What the task asks: Wherever the string "Wählen" occurs in a line of these records, report that line.

Dataset rows:
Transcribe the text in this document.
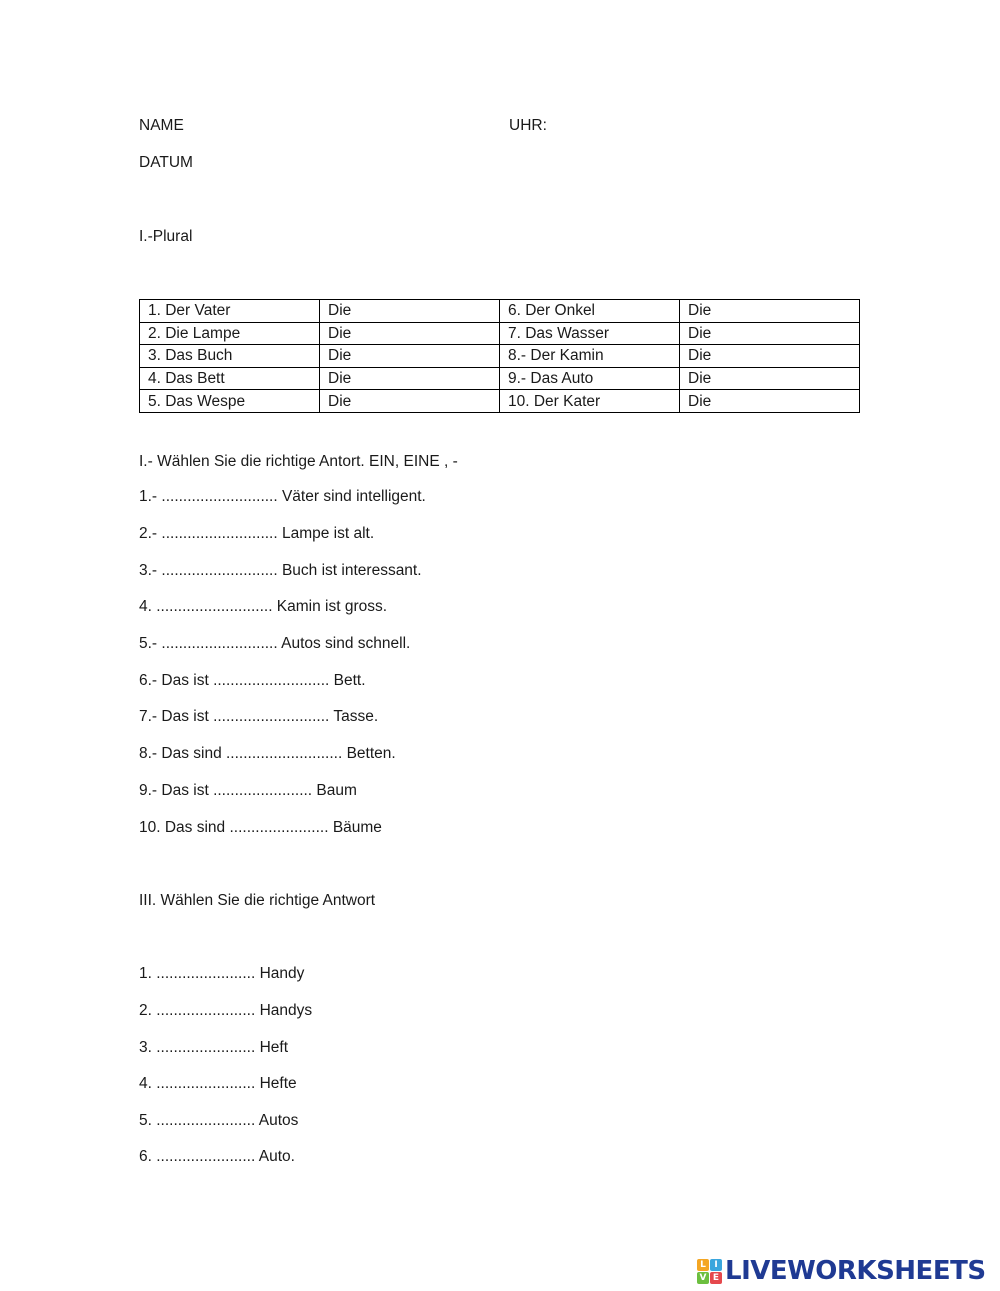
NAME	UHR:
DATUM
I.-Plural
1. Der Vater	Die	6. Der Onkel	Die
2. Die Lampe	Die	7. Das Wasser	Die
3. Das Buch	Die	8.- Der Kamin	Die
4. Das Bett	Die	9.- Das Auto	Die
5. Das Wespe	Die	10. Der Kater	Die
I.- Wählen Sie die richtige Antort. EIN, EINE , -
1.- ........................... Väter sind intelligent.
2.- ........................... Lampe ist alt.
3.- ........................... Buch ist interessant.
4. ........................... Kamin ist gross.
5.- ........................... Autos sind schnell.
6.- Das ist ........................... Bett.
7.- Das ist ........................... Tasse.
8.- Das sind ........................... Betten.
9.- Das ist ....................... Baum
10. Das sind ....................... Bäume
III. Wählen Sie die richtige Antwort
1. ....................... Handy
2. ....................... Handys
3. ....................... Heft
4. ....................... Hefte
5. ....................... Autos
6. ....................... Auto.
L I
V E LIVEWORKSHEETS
* * *
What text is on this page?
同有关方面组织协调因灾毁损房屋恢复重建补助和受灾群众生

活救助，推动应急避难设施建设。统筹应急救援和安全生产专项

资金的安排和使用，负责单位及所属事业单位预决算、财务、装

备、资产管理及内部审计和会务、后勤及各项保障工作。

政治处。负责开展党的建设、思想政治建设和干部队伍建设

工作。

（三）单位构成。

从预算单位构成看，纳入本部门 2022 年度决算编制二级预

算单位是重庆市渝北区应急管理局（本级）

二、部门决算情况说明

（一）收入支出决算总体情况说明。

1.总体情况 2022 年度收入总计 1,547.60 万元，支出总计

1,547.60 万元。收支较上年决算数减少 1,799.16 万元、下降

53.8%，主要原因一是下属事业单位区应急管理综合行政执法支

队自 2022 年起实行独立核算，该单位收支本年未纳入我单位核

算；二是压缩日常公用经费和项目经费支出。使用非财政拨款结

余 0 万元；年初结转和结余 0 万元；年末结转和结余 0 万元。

Exercise response:
I.- Wählen Sie die richtige Antort. EIN, EINE , -
III. Wählen Sie die richtige Antwort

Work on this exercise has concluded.